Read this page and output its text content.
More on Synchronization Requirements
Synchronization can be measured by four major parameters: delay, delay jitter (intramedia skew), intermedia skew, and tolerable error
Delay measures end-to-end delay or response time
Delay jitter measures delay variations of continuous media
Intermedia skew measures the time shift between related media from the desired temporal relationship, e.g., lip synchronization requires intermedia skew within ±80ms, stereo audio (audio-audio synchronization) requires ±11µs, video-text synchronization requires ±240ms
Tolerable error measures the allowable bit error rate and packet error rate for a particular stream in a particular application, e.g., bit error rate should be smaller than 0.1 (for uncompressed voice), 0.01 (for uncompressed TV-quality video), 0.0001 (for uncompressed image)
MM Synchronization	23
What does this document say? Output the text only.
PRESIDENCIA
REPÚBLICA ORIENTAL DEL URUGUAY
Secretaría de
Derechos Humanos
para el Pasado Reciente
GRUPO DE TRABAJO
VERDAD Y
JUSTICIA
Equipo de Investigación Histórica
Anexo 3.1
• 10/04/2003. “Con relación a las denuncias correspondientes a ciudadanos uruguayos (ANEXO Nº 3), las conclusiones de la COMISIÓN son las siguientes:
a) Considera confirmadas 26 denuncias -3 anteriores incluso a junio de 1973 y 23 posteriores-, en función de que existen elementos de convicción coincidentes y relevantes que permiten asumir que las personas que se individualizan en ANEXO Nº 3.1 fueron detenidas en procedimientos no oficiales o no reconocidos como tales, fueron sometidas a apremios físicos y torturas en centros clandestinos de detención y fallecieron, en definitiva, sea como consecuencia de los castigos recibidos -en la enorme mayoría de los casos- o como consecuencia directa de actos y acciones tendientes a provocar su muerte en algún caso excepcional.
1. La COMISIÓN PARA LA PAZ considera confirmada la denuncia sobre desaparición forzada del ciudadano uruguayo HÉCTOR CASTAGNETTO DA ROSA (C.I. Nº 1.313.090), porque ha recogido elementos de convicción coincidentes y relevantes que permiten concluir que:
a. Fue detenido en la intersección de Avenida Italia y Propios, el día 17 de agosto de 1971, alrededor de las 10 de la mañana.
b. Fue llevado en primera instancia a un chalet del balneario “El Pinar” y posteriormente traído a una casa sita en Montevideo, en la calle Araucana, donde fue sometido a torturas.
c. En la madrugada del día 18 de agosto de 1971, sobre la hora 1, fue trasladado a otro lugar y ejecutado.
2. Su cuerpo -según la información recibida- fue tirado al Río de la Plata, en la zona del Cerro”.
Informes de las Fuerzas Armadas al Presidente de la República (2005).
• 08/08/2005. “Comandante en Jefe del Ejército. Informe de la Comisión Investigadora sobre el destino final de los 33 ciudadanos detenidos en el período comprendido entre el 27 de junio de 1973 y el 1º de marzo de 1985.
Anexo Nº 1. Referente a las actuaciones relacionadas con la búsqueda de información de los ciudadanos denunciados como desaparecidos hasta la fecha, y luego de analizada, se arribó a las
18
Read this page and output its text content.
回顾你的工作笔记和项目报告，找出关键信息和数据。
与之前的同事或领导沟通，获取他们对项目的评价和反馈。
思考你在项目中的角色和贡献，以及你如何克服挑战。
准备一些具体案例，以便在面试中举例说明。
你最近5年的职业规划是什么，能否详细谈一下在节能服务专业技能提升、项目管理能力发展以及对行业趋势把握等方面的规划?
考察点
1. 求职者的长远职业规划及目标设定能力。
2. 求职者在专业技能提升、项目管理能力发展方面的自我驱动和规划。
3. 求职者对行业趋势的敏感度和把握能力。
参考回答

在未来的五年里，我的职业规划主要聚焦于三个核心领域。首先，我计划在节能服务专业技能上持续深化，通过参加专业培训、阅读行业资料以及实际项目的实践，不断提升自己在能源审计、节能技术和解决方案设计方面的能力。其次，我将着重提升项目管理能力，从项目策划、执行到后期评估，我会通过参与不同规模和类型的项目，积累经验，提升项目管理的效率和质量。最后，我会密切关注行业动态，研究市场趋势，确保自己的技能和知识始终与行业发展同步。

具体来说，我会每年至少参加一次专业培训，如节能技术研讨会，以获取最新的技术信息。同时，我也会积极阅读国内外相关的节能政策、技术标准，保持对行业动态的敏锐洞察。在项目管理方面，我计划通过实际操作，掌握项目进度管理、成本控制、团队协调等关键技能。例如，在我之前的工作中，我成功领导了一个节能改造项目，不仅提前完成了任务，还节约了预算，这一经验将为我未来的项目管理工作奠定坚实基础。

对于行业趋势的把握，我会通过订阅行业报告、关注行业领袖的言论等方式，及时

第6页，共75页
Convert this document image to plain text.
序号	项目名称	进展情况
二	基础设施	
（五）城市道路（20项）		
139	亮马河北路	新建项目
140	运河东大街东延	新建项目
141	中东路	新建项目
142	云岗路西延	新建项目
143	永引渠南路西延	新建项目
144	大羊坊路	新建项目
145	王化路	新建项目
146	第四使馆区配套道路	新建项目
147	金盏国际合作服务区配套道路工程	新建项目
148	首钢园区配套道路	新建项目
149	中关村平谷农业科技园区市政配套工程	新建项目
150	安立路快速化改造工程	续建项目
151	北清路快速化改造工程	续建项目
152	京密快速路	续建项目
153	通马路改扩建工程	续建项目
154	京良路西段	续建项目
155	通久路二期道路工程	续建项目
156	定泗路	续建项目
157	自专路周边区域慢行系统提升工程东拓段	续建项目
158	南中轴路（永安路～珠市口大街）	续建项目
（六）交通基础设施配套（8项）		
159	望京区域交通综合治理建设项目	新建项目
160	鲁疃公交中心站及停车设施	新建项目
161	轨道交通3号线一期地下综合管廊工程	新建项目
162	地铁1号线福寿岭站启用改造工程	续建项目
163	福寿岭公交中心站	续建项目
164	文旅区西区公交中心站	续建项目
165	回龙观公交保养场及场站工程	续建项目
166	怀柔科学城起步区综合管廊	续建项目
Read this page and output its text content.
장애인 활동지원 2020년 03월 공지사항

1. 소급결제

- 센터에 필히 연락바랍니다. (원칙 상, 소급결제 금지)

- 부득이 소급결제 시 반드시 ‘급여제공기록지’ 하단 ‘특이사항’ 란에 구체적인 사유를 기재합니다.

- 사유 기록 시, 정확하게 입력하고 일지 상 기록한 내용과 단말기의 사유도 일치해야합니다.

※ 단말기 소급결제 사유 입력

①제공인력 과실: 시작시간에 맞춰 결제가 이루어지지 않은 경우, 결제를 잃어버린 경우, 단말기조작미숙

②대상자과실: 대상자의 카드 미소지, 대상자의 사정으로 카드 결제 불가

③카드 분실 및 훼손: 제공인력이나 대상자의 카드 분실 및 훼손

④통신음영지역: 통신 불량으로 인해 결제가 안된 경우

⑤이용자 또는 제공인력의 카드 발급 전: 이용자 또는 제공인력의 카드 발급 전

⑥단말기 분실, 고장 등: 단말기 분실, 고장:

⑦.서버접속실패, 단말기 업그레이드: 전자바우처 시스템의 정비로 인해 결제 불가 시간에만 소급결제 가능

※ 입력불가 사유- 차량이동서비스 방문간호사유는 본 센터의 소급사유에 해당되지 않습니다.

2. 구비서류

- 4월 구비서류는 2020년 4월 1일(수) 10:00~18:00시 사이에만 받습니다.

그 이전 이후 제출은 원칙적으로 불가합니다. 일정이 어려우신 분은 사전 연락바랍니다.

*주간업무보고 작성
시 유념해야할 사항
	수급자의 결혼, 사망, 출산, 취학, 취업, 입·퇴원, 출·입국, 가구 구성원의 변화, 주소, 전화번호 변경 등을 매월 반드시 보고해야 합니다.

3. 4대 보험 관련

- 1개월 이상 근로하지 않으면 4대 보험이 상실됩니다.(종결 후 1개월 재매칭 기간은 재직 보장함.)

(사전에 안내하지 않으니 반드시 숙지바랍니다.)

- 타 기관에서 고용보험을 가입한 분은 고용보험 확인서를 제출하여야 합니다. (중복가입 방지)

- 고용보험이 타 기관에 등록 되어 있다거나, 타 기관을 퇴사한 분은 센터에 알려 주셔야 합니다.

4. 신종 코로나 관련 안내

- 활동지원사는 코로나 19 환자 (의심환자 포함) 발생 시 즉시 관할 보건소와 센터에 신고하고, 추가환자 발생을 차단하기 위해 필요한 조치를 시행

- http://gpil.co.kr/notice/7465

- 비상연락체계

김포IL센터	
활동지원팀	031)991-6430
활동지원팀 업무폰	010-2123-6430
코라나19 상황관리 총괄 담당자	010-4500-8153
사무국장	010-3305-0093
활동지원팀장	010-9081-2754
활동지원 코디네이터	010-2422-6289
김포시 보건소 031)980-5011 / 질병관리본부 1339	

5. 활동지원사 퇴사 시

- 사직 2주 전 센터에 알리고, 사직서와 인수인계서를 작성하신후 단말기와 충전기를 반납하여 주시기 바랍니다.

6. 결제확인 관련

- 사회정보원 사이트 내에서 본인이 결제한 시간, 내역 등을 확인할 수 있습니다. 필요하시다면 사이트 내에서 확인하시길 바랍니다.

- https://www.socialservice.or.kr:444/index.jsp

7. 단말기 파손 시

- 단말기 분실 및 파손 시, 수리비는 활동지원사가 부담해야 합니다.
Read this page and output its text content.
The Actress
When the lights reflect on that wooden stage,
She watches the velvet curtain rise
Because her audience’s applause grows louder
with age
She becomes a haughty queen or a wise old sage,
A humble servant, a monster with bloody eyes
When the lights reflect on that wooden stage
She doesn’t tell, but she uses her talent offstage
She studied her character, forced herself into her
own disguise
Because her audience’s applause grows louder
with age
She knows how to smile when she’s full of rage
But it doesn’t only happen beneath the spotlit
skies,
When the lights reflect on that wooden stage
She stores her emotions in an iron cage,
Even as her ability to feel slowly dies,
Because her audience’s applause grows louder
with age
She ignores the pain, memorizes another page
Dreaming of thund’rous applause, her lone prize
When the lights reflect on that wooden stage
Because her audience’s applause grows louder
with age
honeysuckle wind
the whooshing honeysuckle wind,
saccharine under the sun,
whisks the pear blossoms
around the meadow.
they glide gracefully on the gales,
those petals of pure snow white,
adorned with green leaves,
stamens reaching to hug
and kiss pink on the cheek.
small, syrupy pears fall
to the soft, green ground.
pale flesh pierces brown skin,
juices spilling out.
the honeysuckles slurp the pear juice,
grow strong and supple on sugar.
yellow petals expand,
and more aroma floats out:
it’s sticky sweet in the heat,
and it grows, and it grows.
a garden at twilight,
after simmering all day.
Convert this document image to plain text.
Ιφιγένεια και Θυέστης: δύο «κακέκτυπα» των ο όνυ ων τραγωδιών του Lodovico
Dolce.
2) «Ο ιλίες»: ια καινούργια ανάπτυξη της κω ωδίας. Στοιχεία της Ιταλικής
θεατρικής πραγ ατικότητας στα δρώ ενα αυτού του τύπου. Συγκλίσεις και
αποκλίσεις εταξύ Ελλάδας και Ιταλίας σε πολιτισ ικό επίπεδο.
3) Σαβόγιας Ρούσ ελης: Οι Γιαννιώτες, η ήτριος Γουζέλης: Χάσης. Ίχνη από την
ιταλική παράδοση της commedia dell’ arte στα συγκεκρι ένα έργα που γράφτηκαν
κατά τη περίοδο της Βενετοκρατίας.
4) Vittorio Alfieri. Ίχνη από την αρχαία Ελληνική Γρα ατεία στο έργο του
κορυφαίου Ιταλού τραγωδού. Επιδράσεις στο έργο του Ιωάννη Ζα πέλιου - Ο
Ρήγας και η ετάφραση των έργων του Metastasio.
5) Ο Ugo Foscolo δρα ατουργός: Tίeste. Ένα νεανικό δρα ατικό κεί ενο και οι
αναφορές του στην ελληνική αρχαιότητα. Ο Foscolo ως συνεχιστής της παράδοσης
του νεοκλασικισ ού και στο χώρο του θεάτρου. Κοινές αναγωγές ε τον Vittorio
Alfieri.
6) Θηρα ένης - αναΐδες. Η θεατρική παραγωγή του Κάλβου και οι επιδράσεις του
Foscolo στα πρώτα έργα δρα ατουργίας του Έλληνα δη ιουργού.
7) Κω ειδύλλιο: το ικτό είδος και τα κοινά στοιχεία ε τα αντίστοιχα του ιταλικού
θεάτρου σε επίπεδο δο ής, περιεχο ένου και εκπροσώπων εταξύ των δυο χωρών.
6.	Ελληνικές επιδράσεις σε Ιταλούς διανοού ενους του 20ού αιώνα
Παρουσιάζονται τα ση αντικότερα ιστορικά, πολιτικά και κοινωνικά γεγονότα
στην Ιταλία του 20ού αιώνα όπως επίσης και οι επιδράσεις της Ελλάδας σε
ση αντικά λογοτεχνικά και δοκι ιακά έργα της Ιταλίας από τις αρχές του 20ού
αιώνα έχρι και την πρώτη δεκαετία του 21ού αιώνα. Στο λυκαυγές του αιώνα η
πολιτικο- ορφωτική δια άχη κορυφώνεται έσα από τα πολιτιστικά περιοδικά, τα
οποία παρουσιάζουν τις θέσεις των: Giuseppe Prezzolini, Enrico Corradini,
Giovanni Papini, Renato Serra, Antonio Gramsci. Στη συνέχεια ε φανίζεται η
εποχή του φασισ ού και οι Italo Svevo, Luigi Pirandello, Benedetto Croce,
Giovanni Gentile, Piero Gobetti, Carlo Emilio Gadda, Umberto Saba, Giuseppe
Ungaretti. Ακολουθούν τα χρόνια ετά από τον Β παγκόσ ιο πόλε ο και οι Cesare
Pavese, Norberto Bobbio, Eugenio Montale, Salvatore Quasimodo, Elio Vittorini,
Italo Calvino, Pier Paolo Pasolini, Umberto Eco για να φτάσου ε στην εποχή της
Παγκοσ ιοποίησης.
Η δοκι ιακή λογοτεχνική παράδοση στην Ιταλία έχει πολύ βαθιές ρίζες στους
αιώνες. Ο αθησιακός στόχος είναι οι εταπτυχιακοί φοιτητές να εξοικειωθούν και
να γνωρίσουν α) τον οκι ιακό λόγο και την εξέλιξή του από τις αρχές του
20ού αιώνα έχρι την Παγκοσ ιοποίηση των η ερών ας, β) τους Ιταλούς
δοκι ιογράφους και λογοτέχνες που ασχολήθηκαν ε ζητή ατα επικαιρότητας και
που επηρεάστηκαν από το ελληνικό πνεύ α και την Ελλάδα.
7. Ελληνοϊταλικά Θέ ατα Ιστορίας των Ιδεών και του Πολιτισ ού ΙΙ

===

**Written request:**
Give only the number of lines in the preceding material that contain the string "time".

**Exercise solution:**
2